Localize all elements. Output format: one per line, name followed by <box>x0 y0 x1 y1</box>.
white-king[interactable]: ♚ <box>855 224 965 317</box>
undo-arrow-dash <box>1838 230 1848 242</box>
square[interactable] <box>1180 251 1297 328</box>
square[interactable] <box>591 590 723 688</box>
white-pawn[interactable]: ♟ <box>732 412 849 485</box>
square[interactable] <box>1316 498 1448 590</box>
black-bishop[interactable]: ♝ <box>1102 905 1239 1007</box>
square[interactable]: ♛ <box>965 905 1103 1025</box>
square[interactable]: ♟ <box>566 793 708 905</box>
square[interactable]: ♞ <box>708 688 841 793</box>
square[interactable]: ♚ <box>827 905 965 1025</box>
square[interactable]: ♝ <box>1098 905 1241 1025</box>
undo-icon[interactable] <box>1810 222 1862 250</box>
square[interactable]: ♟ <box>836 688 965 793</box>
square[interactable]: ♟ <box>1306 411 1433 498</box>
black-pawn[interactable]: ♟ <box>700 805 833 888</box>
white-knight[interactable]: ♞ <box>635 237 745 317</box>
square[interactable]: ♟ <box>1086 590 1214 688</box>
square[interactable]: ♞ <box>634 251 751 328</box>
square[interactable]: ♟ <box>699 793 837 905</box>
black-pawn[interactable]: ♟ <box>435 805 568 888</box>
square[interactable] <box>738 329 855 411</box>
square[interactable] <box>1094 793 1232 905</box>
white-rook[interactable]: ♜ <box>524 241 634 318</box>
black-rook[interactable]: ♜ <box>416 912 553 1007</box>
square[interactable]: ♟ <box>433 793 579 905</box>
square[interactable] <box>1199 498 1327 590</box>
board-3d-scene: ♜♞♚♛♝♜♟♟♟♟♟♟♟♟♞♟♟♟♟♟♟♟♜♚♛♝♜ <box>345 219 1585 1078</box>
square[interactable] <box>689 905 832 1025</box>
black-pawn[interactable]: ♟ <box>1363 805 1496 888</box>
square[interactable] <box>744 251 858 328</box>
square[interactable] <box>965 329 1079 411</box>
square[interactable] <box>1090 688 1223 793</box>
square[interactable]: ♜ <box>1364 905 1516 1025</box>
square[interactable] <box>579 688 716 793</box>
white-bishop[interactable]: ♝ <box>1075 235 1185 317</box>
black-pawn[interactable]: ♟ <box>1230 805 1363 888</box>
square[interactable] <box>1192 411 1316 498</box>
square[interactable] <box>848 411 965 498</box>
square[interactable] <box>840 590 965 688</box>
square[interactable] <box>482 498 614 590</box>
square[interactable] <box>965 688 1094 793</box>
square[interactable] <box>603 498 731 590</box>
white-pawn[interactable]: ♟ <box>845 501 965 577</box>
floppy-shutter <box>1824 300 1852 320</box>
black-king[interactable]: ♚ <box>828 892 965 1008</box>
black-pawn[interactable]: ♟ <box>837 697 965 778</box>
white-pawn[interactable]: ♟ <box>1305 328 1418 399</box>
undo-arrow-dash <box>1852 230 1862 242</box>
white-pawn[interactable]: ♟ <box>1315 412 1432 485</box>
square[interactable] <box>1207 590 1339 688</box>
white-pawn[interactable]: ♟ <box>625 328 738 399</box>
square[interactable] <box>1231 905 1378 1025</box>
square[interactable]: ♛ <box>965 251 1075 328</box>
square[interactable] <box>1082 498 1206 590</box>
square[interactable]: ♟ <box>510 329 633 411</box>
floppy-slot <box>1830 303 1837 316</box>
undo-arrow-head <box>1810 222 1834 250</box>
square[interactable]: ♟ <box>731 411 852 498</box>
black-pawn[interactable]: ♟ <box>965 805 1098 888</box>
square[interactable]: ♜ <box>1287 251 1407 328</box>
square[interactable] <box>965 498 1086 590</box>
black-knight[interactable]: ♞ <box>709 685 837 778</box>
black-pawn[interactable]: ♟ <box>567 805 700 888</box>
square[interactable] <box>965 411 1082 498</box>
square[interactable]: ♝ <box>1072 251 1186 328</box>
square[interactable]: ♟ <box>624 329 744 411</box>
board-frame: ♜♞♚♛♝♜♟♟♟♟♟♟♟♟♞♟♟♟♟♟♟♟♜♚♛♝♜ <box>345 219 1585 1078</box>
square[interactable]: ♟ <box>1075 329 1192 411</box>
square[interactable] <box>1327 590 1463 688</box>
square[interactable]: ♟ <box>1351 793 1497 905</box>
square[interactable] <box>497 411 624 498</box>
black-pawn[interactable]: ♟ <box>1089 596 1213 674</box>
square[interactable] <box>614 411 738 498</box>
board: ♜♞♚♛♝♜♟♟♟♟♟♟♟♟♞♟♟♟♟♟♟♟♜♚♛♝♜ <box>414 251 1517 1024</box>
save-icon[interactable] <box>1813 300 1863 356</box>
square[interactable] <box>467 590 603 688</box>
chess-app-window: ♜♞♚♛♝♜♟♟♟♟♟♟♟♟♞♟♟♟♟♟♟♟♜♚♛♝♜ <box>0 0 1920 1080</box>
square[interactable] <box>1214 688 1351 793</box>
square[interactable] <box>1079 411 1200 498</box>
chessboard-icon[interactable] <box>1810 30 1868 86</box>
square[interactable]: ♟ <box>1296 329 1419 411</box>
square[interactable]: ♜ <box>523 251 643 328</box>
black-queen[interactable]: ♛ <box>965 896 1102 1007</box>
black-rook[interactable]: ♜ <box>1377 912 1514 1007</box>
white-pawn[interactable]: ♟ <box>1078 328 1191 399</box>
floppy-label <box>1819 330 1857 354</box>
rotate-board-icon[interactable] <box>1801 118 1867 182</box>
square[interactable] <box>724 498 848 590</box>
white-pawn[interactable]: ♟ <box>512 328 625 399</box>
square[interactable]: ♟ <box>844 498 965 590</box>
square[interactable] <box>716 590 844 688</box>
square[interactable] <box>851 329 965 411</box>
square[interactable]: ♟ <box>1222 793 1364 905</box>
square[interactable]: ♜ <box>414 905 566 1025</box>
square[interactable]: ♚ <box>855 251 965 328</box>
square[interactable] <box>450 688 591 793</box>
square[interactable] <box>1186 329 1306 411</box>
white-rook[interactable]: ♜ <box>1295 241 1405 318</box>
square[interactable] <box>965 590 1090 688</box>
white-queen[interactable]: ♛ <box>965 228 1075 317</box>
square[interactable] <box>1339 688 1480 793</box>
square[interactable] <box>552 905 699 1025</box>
┄┄┄┄┄┄┄┄┄┄
> _Work instructions_: Count the lines in the items above that contain the string "dash". Case counts, and the reply should be the number alone.

> _Result of this exercise_: 2